- _REQUEST_:
Print the data exactly, leaving nothing out.

- _INFORMATION GIVEN_:
****

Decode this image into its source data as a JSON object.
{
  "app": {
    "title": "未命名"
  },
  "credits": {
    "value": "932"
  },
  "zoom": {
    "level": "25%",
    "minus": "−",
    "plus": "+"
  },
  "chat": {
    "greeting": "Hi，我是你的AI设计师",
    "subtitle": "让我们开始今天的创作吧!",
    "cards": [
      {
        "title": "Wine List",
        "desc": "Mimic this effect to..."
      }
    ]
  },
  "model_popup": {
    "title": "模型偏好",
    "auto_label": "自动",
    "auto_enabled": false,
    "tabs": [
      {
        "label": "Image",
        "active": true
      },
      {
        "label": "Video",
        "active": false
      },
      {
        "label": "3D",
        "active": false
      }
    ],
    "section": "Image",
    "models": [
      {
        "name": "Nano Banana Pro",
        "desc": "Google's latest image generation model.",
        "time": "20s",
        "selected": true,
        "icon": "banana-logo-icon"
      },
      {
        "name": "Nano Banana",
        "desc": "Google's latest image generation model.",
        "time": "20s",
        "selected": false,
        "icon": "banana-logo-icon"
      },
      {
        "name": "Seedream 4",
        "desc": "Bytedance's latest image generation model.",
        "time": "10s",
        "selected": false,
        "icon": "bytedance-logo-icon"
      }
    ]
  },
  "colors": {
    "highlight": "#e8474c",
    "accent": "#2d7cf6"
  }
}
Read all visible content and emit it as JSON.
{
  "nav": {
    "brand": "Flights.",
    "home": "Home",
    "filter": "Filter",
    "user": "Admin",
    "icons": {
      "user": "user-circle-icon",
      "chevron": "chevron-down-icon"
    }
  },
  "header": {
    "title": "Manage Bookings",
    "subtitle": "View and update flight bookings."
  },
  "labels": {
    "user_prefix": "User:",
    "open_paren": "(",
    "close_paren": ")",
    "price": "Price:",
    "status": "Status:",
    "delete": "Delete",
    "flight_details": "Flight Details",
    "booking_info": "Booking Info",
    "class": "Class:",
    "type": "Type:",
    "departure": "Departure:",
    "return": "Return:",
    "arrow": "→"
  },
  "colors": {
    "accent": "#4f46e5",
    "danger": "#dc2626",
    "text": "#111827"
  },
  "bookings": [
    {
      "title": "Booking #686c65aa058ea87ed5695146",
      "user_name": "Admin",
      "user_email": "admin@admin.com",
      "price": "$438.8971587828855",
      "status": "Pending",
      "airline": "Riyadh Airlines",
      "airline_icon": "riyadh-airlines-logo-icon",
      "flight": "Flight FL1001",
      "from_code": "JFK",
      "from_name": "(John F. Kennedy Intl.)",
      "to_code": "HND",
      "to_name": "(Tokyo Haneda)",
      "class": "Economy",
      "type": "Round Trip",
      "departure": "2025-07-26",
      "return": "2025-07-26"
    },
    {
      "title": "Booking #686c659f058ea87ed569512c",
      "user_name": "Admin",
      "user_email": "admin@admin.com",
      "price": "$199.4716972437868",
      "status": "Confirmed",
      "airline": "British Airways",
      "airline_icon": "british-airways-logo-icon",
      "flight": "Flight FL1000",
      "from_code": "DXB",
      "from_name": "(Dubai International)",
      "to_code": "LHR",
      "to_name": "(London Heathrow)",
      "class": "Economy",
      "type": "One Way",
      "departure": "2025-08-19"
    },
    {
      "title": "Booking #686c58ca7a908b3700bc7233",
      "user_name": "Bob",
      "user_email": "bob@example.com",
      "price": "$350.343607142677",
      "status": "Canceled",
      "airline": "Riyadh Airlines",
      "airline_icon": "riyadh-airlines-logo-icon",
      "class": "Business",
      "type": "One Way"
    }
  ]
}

****

- _RESPONSE TO THIS TASK_:
Decode this image into its source data as a JSON object.
{
  "app": {
    "title": "未命名"
  },
  "credits": {
    "value": "932"
  },
  "zoom": {
    "level": "25%",
    "minus": "−",
    "plus": "+"
  },
  "chat": {
    "greeting": "Hi，我是你的AI设计师",
    "subtitle": "让我们开始今天的创作吧!",
    "cards": [
      {
        "title": "Wine List",
        "desc": "Mimic this effect to..."
      }
    ]
  },
  "model_popup": {
    "title": "模型偏好",
    "auto_label": "自动",
    "auto_enabled": false,
    "tabs": [
      {
        "label": "Image",
        "active": true
      },
      {
        "label": "Video",
        "active": false
      },
      {
        "label": "3D",
        "active": false
      }
    ],
    "section": "Image",
    "models": [
      {
        "name": "Nano Banana Pro",
        "desc": "Google's latest image generation model.",
        "time": "20s",
        "selected": true,
        "icon": "banana-logo-icon"
      },
      {
        "name": "Nano Banana",
        "desc": "Google's latest image generation model.",
        "time": "20s",
        "selected": false,
        "icon": "banana-logo-icon"
      },
      {
        "name": "Seedream 4",
        "desc": "Bytedance's latest image generation model.",
        "time": "10s",
        "selected": false,
        "icon": "bytedance-logo-icon"
      }
    ]
  },
  "colors": {
    "highlight": "#e8474c",
    "accent": "#2d7cf6"
  }
}
Read all visible content and emit it as JSON.
{
  "nav": {
    "brand": "Flights.",
    "home": "Home",
    "filter": "Filter",
    "user": "Admin",
    "icons": {
      "user": "user-circle-icon",
      "chevron": "chevron-down-icon"
    }
  },
  "header": {
    "title": "Manage Bookings",
    "subtitle": "View and update flight bookings."
  },
  "labels": {
    "user_prefix": "User:",
    "open_paren": "(",
    "close_paren": ")",
    "price": "Price:",
    "status": "Status:",
    "delete": "Delete",
    "flight_details": "Flight Details",
    "booking_info": "Booking Info",
    "class": "Class:",
    "type": "Type:",
    "departure": "Departure:",
    "return": "Return:",
    "arrow": "→"
  },
  "colors": {
    "accent": "#4f46e5",
    "danger": "#dc2626",
    "text": "#111827"
  },
  "bookings": [
    {
      "title": "Booking #686c65aa058ea87ed5695146",
      "user_name": "Admin",
      "user_email": "admin@admin.com",
      "price": "$438.8971587828855",
      "status": "Pending",
      "airline": "Riyadh Airlines",
      "airline_icon": "riyadh-airlines-logo-icon",
      "flight": "Flight FL1001",
      "from_code": "JFK",
      "from_name": "(John F. Kennedy Intl.)",
      "to_code": "HND",
      "to_name": "(Tokyo Haneda)",
      "class": "Economy",
      "type": "Round Trip",
      "departure": "2025-07-26",
      "return": "2025-07-26"
    },
    {
      "title": "Booking #686c659f058ea87ed569512c",
      "user_name": "Admin",
      "user_email": "admin@admin.com",
      "price": "$199.4716972437868",
      "status": "Confirmed",
      "airline": "British Airways",
      "airline_icon": "british-airways-logo-icon",
      "flight": "Flight FL1000",
      "from_code": "DXB",
      "from_name": "(Dubai International)",
      "to_code": "LHR",
      "to_name": "(London Heathrow)",
      "class": "Economy",
      "type": "One Way",
      "departure": "2025-08-19"
    },
    {
      "title": "Booking #686c58ca7a908b3700bc7233",
      "user_name": "Bob",
      "user_email": "bob@example.com",
      "price": "$350.343607142677",
      "status": "Canceled",
      "airline": "Riyadh Airlines",
      "airline_icon": "riyadh-airlines-logo-icon",
      "class": "Business",
      "type": "One Way"
    }
  ]
}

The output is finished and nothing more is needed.